Task directions> Find the word "level" in the records below. List each line containing it.

Dataset records>

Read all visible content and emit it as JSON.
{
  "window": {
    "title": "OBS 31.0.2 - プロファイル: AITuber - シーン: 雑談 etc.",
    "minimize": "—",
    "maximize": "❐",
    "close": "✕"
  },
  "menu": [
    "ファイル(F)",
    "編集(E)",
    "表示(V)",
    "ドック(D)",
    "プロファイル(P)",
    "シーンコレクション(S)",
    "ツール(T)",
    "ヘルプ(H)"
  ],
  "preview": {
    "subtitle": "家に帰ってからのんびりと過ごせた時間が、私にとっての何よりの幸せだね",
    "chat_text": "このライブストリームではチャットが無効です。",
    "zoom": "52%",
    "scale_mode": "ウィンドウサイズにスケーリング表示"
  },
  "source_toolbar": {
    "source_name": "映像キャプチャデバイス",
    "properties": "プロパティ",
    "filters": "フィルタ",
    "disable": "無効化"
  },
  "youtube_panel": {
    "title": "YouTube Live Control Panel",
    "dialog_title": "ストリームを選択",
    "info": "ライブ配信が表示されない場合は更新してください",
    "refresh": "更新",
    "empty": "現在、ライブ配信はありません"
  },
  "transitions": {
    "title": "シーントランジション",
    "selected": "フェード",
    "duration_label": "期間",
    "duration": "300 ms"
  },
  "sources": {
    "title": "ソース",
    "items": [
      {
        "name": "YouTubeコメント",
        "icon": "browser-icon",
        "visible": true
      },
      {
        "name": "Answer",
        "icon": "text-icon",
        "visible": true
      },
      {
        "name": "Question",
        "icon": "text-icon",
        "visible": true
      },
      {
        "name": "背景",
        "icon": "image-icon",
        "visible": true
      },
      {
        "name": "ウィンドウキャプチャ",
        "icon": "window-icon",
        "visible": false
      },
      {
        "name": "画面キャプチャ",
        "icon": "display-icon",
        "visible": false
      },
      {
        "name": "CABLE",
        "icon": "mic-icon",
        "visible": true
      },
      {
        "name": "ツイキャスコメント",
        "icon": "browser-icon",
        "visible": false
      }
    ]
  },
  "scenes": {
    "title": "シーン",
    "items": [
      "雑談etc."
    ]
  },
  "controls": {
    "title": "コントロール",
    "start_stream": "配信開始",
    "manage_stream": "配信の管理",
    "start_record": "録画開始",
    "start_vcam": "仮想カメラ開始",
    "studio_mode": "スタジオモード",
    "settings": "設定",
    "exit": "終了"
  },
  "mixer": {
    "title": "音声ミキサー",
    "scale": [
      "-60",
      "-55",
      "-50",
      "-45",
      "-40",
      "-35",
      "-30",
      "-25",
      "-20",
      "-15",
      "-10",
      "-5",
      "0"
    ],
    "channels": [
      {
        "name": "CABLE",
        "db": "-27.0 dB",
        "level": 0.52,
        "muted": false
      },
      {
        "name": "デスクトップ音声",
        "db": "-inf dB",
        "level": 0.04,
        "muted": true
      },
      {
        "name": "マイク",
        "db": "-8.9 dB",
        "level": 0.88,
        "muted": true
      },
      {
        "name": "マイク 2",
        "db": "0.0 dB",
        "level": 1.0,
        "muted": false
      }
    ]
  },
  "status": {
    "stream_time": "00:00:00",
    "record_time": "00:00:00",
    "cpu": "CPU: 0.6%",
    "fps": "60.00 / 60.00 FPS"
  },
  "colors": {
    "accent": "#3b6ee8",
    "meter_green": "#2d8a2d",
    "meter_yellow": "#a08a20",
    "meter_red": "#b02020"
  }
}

Completed exercise>
        "level": 0.52,
        "level": 0.04,
        "level": 0.88,
        "level": 1.0,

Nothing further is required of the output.